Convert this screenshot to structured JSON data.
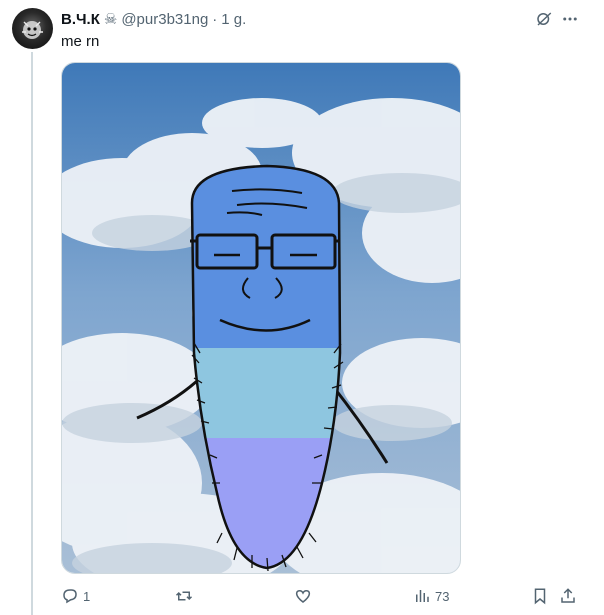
{
  "author": {
    "display_name": "В.Ч.К",
    "name_emoji": "☠",
    "handle": "@pur3b31ng",
    "separator": "·",
    "time": "1 g."
  },
  "tweet": {
    "text": "me rn"
  },
  "media": {
    "description_icon": "meme-image"
  },
  "actions": {
    "replies": "1",
    "retweets": "",
    "likes": "",
    "views": "73"
  },
  "icons": {
    "header": [
      "grok-icon",
      "more-icon"
    ],
    "actions": [
      "reply-icon",
      "retweet-icon",
      "like-icon",
      "views-icon",
      "bookmark-icon",
      "share-icon"
    ]
  },
  "colors": {
    "text": "#0f1419",
    "muted": "#536471",
    "border": "#cfd9de"
  }
}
━━━━
Brief: Leave out all pictures, then copy the remaining material exactly.

Exercise response:
Convert this screenshot to structured JSON data.
{
  "author": {
    "display_name": "В.Ч.К",
    "name_emoji": "☠",
    "handle": "@pur3b31ng",
    "separator": "·",
    "time": "1 g."
  },
  "tweet": {
    "text": "me rn"
  },
  "media": {
    "description_icon": "meme-image"
  },
  "actions": {
    "replies": "1",
    "retweets": "",
    "likes": "",
    "views": "73"
  },
  "icons": {
    "header": [
      "grok-icon",
      "more-icon"
    ],
    "actions": [
      "reply-icon",
      "retweet-icon",
      "like-icon",
      "views-icon",
      "bookmark-icon",
      "share-icon"
    ]
  },
  "colors": {
    "text": "#0f1419",
    "muted": "#536471",
    "border": "#cfd9de"
  }
}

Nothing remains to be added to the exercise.